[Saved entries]
== == ==
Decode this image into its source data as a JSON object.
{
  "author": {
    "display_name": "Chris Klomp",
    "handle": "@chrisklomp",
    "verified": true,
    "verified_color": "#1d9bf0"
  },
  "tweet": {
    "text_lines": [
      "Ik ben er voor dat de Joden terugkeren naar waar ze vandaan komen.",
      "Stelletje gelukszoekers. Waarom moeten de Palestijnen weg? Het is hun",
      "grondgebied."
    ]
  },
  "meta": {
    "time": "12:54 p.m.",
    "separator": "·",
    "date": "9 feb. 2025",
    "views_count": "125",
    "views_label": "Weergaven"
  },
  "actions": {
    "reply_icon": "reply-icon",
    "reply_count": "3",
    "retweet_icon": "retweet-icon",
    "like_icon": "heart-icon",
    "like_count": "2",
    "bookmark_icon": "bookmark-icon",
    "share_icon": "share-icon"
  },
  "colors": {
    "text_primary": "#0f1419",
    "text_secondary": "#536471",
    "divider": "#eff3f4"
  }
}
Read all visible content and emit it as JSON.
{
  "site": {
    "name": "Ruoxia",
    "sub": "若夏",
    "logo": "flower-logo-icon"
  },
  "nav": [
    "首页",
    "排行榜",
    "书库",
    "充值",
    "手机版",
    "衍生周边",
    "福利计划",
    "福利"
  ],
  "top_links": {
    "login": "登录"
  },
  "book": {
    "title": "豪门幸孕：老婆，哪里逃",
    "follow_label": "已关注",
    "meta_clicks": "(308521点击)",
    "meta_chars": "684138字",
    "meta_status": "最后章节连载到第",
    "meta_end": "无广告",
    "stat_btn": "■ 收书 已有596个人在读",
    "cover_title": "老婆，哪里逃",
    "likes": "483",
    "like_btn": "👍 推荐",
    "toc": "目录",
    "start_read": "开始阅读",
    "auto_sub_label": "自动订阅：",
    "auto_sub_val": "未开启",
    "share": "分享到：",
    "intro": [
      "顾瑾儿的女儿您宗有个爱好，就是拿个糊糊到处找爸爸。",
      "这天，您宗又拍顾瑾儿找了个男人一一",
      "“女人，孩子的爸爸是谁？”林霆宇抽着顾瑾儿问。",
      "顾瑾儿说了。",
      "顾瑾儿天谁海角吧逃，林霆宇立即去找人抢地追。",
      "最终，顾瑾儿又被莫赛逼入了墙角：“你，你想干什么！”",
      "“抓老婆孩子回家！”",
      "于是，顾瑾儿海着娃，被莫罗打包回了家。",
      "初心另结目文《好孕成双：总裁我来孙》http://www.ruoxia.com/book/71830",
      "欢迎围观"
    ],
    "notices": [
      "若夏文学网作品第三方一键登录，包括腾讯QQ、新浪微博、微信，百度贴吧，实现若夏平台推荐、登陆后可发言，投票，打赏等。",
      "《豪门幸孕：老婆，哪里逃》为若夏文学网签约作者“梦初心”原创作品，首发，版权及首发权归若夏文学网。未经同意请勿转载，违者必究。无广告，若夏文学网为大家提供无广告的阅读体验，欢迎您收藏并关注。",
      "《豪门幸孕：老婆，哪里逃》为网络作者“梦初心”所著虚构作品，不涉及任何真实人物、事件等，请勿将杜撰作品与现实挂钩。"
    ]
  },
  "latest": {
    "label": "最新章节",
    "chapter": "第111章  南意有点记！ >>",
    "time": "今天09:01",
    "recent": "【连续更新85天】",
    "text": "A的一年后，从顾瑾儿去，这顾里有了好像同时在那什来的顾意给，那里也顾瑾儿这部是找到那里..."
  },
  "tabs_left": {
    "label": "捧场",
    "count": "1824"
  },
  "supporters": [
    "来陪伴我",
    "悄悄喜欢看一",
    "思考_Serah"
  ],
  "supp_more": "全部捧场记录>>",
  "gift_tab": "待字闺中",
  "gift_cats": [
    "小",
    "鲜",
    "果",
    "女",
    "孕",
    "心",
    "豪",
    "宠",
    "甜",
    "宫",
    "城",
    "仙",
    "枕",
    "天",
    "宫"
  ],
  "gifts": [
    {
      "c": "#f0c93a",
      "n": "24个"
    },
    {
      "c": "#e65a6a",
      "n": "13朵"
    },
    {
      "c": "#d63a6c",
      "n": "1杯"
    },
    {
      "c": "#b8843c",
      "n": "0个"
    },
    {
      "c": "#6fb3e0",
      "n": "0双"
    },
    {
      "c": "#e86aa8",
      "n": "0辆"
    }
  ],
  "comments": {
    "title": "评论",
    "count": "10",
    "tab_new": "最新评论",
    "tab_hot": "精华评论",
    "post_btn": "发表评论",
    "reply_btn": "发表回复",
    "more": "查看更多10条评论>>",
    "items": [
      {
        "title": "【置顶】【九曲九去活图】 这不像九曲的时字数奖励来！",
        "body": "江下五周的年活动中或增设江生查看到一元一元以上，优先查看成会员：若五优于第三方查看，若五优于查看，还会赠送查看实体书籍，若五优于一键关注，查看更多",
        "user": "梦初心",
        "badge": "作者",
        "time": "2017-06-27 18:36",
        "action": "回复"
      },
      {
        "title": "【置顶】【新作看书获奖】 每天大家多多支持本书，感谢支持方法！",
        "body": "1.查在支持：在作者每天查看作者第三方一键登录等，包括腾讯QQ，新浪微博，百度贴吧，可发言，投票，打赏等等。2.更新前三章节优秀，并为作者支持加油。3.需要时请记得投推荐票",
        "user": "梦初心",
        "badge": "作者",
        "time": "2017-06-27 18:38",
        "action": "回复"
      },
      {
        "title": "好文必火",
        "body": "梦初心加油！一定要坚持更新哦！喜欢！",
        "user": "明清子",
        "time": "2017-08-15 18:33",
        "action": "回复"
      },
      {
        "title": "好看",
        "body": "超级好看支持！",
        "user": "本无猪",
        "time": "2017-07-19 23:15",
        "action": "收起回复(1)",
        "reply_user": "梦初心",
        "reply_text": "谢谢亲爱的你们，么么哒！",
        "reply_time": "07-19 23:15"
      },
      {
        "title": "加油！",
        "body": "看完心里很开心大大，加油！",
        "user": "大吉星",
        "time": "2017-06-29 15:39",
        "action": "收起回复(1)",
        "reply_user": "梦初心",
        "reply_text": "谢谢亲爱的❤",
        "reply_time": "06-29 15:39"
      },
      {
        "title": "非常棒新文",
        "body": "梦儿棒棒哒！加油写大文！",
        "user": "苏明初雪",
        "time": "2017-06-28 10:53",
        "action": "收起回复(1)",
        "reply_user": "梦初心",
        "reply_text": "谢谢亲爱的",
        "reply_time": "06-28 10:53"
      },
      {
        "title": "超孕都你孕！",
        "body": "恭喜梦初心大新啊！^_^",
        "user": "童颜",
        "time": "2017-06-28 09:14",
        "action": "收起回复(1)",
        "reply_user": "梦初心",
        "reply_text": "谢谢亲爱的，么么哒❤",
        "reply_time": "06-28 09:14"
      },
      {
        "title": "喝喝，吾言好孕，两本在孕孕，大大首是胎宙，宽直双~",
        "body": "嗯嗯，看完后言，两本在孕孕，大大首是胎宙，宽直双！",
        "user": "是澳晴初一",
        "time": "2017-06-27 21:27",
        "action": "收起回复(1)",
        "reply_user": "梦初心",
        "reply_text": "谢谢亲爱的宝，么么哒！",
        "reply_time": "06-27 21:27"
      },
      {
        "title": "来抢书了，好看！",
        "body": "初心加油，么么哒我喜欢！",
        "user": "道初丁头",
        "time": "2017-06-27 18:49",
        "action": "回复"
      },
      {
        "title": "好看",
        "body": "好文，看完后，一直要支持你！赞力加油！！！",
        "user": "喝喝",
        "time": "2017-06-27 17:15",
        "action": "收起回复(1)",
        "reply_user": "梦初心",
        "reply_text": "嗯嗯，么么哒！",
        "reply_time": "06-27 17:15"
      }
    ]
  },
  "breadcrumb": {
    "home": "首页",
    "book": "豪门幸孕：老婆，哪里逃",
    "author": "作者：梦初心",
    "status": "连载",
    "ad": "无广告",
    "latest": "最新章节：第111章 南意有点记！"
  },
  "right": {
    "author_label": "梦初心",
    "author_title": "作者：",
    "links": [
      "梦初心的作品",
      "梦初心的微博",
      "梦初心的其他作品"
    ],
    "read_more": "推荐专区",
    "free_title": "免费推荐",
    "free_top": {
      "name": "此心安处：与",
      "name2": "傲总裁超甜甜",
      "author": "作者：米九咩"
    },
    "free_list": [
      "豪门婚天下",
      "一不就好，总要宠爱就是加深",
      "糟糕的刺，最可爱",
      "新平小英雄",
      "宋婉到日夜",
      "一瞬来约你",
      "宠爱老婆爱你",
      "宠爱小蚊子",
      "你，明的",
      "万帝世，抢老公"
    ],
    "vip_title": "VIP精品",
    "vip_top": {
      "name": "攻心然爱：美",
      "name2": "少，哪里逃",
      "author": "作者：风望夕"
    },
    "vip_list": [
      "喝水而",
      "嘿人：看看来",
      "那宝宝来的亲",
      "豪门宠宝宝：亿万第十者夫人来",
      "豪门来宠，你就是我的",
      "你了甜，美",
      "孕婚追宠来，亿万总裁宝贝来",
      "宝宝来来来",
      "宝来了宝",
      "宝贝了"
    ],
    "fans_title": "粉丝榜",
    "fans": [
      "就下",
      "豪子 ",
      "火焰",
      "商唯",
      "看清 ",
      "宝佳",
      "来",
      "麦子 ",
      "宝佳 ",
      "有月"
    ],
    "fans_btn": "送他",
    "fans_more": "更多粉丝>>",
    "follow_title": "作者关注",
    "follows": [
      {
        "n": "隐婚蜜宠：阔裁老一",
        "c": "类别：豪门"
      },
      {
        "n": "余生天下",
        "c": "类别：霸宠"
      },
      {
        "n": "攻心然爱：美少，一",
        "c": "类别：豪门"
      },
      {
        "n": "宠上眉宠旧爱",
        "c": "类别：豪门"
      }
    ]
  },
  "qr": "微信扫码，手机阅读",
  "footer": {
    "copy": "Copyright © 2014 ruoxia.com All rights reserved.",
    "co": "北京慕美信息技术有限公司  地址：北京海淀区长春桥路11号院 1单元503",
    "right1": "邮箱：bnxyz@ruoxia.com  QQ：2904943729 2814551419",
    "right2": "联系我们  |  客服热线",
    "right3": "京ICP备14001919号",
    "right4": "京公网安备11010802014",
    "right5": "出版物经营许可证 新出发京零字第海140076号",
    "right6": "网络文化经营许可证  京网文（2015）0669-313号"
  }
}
== == ==
- What to work on
Find how many lines include the string "百度贴吧" and report that number alone.

- Solution to the problem
2